---- Records to process

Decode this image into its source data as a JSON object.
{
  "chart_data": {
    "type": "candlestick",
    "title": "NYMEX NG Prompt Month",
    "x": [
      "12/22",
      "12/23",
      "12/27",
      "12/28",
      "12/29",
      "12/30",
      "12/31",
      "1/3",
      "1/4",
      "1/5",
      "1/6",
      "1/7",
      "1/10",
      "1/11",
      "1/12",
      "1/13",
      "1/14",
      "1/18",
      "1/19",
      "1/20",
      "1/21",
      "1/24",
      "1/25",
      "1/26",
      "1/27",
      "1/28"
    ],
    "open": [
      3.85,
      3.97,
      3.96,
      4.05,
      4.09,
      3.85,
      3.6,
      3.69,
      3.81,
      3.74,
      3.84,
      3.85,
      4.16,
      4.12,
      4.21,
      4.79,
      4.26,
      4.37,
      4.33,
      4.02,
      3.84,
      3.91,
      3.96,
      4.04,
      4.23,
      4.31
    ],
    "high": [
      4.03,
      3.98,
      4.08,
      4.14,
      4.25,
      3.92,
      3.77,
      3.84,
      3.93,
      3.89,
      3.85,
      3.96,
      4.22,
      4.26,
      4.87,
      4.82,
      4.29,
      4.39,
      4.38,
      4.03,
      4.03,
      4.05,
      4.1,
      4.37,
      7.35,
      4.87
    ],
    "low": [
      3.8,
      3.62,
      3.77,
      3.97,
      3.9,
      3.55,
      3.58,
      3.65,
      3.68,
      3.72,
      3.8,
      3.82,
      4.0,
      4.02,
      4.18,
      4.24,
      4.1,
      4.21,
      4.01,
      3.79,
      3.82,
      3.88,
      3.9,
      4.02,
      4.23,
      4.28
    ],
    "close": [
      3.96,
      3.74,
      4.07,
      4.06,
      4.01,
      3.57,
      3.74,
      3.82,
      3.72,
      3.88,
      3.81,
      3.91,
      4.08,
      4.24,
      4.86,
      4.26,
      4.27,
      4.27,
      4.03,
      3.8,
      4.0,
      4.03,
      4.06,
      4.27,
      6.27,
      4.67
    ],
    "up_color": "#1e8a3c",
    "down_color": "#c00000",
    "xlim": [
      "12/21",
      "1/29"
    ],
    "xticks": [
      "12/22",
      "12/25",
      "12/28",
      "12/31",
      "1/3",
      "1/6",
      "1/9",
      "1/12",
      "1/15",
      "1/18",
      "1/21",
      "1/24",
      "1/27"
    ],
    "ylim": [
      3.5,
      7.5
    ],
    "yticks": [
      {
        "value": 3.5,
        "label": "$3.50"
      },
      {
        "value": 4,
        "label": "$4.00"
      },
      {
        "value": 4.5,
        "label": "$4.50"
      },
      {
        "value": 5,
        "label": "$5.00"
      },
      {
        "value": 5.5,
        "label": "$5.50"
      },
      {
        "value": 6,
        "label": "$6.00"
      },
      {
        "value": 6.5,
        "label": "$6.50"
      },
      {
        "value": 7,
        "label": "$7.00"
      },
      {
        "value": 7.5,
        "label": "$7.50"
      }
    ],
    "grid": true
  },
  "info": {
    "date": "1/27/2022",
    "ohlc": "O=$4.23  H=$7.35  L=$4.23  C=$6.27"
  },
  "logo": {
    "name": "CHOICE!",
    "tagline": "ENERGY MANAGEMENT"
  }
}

--------

Problem description:
Transcribe all lines as written.

Output for this exercise:
Decode this image into its source data as a JSON object.
{
  "chart_data": {
    "type": "candlestick",
    "title": "NYMEX NG Prompt Month",
    "x": [
      "12/22",
      "12/23",
      "12/27",
      "12/28",
      "12/29",
      "12/30",
      "12/31",
      "1/3",
      "1/4",
      "1/5",
      "1/6",
      "1/7",
      "1/10",
      "1/11",
      "1/12",
      "1/13",
      "1/14",
      "1/18",
      "1/19",
      "1/20",
      "1/21",
      "1/24",
      "1/25",
      "1/26",
      "1/27",
      "1/28"
    ],
    "open": [
      3.85,
      3.97,
      3.96,
      4.05,
      4.09,
      3.85,
      3.6,
      3.69,
      3.81,
      3.74,
      3.84,
      3.85,
      4.16,
      4.12,
      4.21,
      4.79,
      4.26,
      4.37,
      4.33,
      4.02,
      3.84,
      3.91,
      3.96,
      4.04,
      4.23,
      4.31
    ],
    "high": [
      4.03,
      3.98,
      4.08,
      4.14,
      4.25,
      3.92,
      3.77,
      3.84,
      3.93,
      3.89,
      3.85,
      3.96,
      4.22,
      4.26,
      4.87,
      4.82,
      4.29,
      4.39,
      4.38,
      4.03,
      4.03,
      4.05,
      4.1,
      4.37,
      7.35,
      4.87
    ],
    "low": [
      3.8,
      3.62,
      3.77,
      3.97,
      3.9,
      3.55,
      3.58,
      3.65,
      3.68,
      3.72,
      3.8,
      3.82,
      4.0,
      4.02,
      4.18,
      4.24,
      4.1,
      4.21,
      4.01,
      3.79,
      3.82,
      3.88,
      3.9,
      4.02,
      4.23,
      4.28
    ],
    "close": [
      3.96,
      3.74,
      4.07,
      4.06,
      4.01,
      3.57,
      3.74,
      3.82,
      3.72,
      3.88,
      3.81,
      3.91,
      4.08,
      4.24,
      4.86,
      4.26,
      4.27,
      4.27,
      4.03,
      3.8,
      4.0,
      4.03,
      4.06,
      4.27,
      6.27,
      4.67
    ],
    "up_color": "#1e8a3c",
    "down_color": "#c00000",
    "xlim": [
      "12/21",
      "1/29"
    ],
    "xticks": [
      "12/22",
      "12/25",
      "12/28",
      "12/31",
      "1/3",
      "1/6",
      "1/9",
      "1/12",
      "1/15",
      "1/18",
      "1/21",
      "1/24",
      "1/27"
    ],
    "ylim": [
      3.5,
      7.5
    ],
    "yticks": [
      {
        "value": 3.5,
        "label": "$3.50"
      },
      {
        "value": 4,
        "label": "$4.00"
      },
      {
        "value": 4.5,
        "label": "$4.50"
      },
      {
        "value": 5,
        "label": "$5.00"
      },
      {
        "value": 5.5,
        "label": "$5.50"
      },
      {
        "value": 6,
        "label": "$6.00"
      },
      {
        "value": 6.5,
        "label": "$6.50"
      },
      {
        "value": 7,
        "label": "$7.00"
      },
      {
        "value": 7.5,
        "label": "$7.50"
      }
    ],
    "grid": true
  },
  "info": {
    "date": "1/27/2022",
    "ohlc": "O=$4.23  H=$7.35  L=$4.23  C=$6.27"
  },
  "logo": {
    "name": "CHOICE!",
    "tagline": "ENERGY MANAGEMENT"
  }
}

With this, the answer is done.